:: STATED EXERCISE ::
Rewrite every one of these lines as a JSON list of strings, one string per line, leaving out any blank lines.

# Start of DATA LISTING

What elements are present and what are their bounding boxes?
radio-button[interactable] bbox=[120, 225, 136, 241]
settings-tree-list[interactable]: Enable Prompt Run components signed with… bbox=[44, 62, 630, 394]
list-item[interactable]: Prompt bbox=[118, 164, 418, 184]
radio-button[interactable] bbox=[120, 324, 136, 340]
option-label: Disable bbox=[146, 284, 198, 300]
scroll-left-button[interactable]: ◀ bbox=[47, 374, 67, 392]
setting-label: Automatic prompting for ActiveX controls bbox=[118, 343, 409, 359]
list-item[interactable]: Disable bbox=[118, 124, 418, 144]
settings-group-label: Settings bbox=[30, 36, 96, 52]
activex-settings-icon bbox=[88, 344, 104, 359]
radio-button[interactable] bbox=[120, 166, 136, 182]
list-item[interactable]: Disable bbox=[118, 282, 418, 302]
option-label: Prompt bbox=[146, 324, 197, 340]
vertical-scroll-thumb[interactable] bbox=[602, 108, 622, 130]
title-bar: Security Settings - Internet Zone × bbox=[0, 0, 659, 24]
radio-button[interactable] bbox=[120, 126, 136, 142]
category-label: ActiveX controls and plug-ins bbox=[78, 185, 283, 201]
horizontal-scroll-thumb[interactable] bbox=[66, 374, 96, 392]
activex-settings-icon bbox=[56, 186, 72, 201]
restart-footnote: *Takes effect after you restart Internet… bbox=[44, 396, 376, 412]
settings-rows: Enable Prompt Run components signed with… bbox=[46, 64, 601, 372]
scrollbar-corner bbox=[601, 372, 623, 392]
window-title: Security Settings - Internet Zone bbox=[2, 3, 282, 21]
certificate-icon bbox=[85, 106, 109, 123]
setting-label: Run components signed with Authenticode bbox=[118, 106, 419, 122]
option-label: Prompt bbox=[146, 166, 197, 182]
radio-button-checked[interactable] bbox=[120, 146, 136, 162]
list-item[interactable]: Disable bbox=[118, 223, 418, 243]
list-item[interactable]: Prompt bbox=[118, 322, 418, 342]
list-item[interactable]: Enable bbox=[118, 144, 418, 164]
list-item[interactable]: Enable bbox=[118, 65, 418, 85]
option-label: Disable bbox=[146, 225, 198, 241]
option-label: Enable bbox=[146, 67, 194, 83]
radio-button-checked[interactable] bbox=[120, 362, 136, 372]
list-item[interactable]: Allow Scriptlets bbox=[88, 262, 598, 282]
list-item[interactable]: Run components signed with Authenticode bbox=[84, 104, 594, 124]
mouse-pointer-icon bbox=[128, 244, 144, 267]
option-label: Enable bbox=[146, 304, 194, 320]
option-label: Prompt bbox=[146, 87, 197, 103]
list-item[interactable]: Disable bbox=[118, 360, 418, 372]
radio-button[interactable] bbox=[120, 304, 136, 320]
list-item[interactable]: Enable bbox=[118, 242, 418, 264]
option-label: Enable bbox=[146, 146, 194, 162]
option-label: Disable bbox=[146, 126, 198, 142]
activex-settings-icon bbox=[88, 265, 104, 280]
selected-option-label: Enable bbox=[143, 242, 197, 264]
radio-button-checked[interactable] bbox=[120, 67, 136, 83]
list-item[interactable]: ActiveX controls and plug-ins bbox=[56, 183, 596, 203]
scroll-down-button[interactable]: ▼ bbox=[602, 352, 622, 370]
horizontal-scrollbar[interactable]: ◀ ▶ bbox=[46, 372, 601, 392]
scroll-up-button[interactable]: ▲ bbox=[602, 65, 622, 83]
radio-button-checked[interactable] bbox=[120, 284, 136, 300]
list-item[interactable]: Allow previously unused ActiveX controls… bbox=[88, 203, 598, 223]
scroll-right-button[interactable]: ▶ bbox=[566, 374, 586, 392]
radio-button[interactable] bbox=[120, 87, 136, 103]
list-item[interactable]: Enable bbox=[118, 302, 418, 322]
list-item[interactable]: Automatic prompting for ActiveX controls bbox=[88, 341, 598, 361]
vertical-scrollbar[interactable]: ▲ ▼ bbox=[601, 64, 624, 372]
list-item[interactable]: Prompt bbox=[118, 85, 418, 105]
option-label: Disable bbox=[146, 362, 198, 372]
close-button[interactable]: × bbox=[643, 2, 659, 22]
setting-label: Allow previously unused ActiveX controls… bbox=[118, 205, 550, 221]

# End of DATA LISTING

:: ANSWER FOR THE TASK ::
[
  "What elements are present and what are their bounding boxes?",
  "radio-button[interactable] bbox=[120, 225, 136, 241]",
  "settings-tree-list[interactable]: Enable Prompt Run components signed with… bbox=[44, 62, 630, 394]",
  "list-item[interactable]: Prompt bbox=[118, 164, 418, 184]",
  "radio-button[interactable] bbox=[120, 324, 136, 340]",
  "option-label: Disable bbox=[146, 284, 198, 300]",
  "scroll-left-button[interactable]: ◀ bbox=[47, 374, 67, 392]",
  "setting-label: Automatic prompting for ActiveX controls bbox=[118, 343, 409, 359]",
  "list-item[interactable]: Disable bbox=[118, 124, 418, 144]",
  "settings-group-label: Settings bbox=[30, 36, 96, 52]",
  "activex-settings-icon bbox=[88, 344, 104, 359]",
  "radio-button[interactable] bbox=[120, 166, 136, 182]",
  "list-item[interactable]: Disable bbox=[118, 282, 418, 302]",
  "option-label: Prompt bbox=[146, 324, 197, 340]",
  "vertical-scroll-thumb[interactable] bbox=[602, 108, 622, 130]",
  "title-bar: Security Settings - Internet Zone × bbox=[0, 0, 659, 24]",
  "radio-button[interactable] bbox=[120, 126, 136, 142]",
  "category-label: ActiveX controls and plug-ins bbox=[78, 185, 283, 201]",
  "horizontal-scroll-thumb[interactable] bbox=[66, 374, 96, 392]",
  "activex-settings-icon bbox=[56, 186, 72, 201]",
  "restart-footnote: *Takes effect after you restart Internet… bbox=[44, 396, 376, 412]",
  "settings-rows: Enable Prompt Run components signed with… bbox=[46, 64, 601, 372]",
  "scrollbar-corner bbox=[601, 372, 623, 392]",
  "window-title: Security Settings - Internet Zone bbox=[2, 3, 282, 21]",
  "certificate-icon bbox=[85, 106, 109, 123]",
  "setting-label: Run components signed with Authenticode bbox=[118, 106, 419, 122]",
  "option-label: Prompt bbox=[146, 166, 197, 182]",
  "radio-button-checked[interactable] bbox=[120, 146, 136, 162]",
  "list-item[interactable]: Disable bbox=[118, 223, 418, 243]",
  "list-item[interactable]: Prompt bbox=[118, 322, 418, 342]",
  "list-item[interactable]: Enable bbox=[118, 144, 418, 164]",
  "list-item[interactable]: Enable bbox=[118, 65, 418, 85]",
  "option-label: Disable bbox=[146, 225, 198, 241]",
  "option-label: Enable bbox=[146, 67, 194, 83]",
  "radio-button-checked[interactable] bbox=[120, 362, 136, 372]",
  "list-item[interactable]: Allow Scriptlets bbox=[88, 262, 598, 282]",
  "list-item[interactable]: Run components signed with Authenticode bbox=[84, 104, 594, 124]",
  "mouse-pointer-icon bbox=[128, 244, 144, 267]",
  "option-label: Enable bbox=[146, 304, 194, 320]",
  "option-label: Prompt bbox=[146, 87, 197, 103]",
  "list-item[interactable]: Disable bbox=[118, 360, 418, 372]",
  "radio-button[interactable] bbox=[120, 304, 136, 320]",
  "list-item[interactable]: Enable bbox=[118, 242, 418, 264]",
  "option-label: Enable bbox=[146, 146, 194, 162]",
  "option-label: Disable bbox=[146, 126, 198, 142]",
  "activex-settings-icon bbox=[88, 265, 104, 280]",
  "selected-option-label: Enable bbox=[143, 242, 197, 264]",
  "radio-button-checked[interactable] bbox=[120, 67, 136, 83]",
  "list-item[interactable]: ActiveX controls and plug-ins bbox=[56, 183, 596, 203]",
  "scroll-down-button[interactable]: ▼ bbox=[602, 352, 622, 370]",
  "horizontal-scrollbar[interactable]: ◀ ▶ bbox=[46, 372, 601, 392]",
  "scroll-up-button[interactable]: ▲ bbox=[602, 65, 622, 83]",
  "radio-button-checked[interactable] bbox=[120, 284, 136, 300]",
  "list-item[interactable]: Allow previously unused ActiveX controls… bbox=[88, 203, 598, 223]",
  "scroll-right-button[interactable]: ▶ bbox=[566, 374, 586, 392]",
  "radio-button[interactable] bbox=[120, 87, 136, 103]",
  "list-item[interactable]: Enable bbox=[118, 302, 418, 322]",
  "list-item[interactable]: Automatic prompting for ActiveX controls bbox=[88, 341, 598, 361]",
  "vertical-scrollbar[interactable]: ▲ ▼ bbox=[601, 64, 624, 372]",
  "list-item[interactable]: Prompt bbox=[118, 85, 418, 105]",
  "option-label: Disable bbox=[146, 362, 198, 372]",
  "close-button[interactable]: × bbox=[643, 2, 659, 22]",
  "setting-label: Allow previously unused ActiveX controls… bbox=[118, 205, 550, 221]"
]